*Requirement*
All the data should come back exactly as it was given.

*Material*
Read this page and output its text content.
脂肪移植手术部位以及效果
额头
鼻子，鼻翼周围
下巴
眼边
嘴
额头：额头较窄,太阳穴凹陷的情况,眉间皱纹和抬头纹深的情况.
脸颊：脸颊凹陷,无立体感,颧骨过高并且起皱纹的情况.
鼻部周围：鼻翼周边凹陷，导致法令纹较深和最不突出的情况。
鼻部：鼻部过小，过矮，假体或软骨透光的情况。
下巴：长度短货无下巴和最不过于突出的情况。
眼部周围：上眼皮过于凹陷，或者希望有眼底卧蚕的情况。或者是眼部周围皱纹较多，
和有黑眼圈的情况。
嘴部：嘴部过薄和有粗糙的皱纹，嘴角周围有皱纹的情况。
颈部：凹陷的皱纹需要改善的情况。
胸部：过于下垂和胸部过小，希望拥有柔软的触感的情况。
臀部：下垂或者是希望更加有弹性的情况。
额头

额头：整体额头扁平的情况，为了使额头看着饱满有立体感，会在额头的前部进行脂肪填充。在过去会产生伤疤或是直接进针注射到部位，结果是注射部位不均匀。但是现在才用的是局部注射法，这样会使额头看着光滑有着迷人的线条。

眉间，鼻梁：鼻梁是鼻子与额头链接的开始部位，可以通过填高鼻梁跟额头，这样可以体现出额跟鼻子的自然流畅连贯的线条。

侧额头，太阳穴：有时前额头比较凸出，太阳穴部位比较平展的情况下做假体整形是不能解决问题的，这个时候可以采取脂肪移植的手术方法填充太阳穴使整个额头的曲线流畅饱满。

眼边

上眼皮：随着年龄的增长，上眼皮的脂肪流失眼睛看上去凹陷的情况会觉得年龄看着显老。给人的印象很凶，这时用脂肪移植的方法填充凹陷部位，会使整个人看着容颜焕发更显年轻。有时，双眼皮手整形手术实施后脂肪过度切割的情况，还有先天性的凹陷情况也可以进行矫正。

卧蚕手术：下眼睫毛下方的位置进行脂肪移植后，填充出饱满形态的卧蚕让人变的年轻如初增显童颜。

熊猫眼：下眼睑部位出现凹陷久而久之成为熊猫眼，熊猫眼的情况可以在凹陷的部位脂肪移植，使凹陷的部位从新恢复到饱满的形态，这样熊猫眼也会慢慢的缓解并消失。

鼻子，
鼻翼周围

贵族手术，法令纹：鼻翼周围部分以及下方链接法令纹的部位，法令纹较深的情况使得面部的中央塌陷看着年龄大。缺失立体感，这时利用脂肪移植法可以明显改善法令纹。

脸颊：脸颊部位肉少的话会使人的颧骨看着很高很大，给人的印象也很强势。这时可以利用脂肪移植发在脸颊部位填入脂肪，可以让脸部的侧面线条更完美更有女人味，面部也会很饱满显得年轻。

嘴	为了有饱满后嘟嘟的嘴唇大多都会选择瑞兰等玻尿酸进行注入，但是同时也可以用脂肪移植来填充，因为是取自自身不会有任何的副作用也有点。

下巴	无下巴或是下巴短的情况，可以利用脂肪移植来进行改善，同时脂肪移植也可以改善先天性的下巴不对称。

*Written answer*
Read this page and output its text content.
脂肪移植手术部位以及效果
额头
鼻子，鼻翼周围
下巴
眼边
嘴
额头：额头较窄,太阳穴凹陷的情况,眉间皱纹和抬头纹深的情况.
脸颊：脸颊凹陷,无立体感,颧骨过高并且起皱纹的情况.
鼻部周围：鼻翼周边凹陷，导致法令纹较深和最不突出的情况。
鼻部：鼻部过小，过矮，假体或软骨透光的情况。
下巴：长度短货无下巴和最不过于突出的情况。
眼部周围：上眼皮过于凹陷，或者希望有眼底卧蚕的情况。或者是眼部周围皱纹较多，
和有黑眼圈的情况。
嘴部：嘴部过薄和有粗糙的皱纹，嘴角周围有皱纹的情况。
颈部：凹陷的皱纹需要改善的情况。
胸部：过于下垂和胸部过小，希望拥有柔软的触感的情况。
臀部：下垂或者是希望更加有弹性的情况。
额头

额头：整体额头扁平的情况，为了使额头看着饱满有立体感，会在额头的前部进行脂肪填充。在过去会产生伤疤或是直接进针注射到部位，结果是注射部位不均匀。但是现在才用的是局部注射法，这样会使额头看着光滑有着迷人的线条。

眉间，鼻梁：鼻梁是鼻子与额头链接的开始部位，可以通过填高鼻梁跟额头，这样可以体现出额跟鼻子的自然流畅连贯的线条。

侧额头，太阳穴：有时前额头比较凸出，太阳穴部位比较平展的情况下做假体整形是不能解决问题的，这个时候可以采取脂肪移植的手术方法填充太阳穴使整个额头的曲线流畅饱满。

眼边

上眼皮：随着年龄的增长，上眼皮的脂肪流失眼睛看上去凹陷的情况会觉得年龄看着显老。给人的印象很凶，这时用脂肪移植的方法填充凹陷部位，会使整个人看着容颜焕发更显年轻。有时，双眼皮手整形手术实施后脂肪过度切割的情况，还有先天性的凹陷情况也可以进行矫正。

卧蚕手术：下眼睫毛下方的位置进行脂肪移植后，填充出饱满形态的卧蚕让人变的年轻如初增显童颜。

熊猫眼：下眼睑部位出现凹陷久而久之成为熊猫眼，熊猫眼的情况可以在凹陷的部位脂肪移植，使凹陷的部位从新恢复到饱满的形态，这样熊猫眼也会慢慢的缓解并消失。

鼻子，
鼻翼周围

贵族手术，法令纹：鼻翼周围部分以及下方链接法令纹的部位，法令纹较深的情况使得面部的中央塌陷看着年龄大。缺失立体感，这时利用脂肪移植法可以明显改善法令纹。

脸颊：脸颊部位肉少的话会使人的颧骨看着很高很大，给人的印象也很强势。这时可以利用脂肪移植发在脸颊部位填入脂肪，可以让脸部的侧面线条更完美更有女人味，面部也会很饱满显得年轻。

嘴	为了有饱满后嘟嘟的嘴唇大多都会选择瑞兰等玻尿酸进行注入，但是同时也可以用脂肪移植来填充，因为是取自自身不会有任何的副作用也有点。

下巴	无下巴或是下巴短的情况，可以利用脂肪移植来进行改善，同时脂肪移植也可以改善先天性的下巴不对称。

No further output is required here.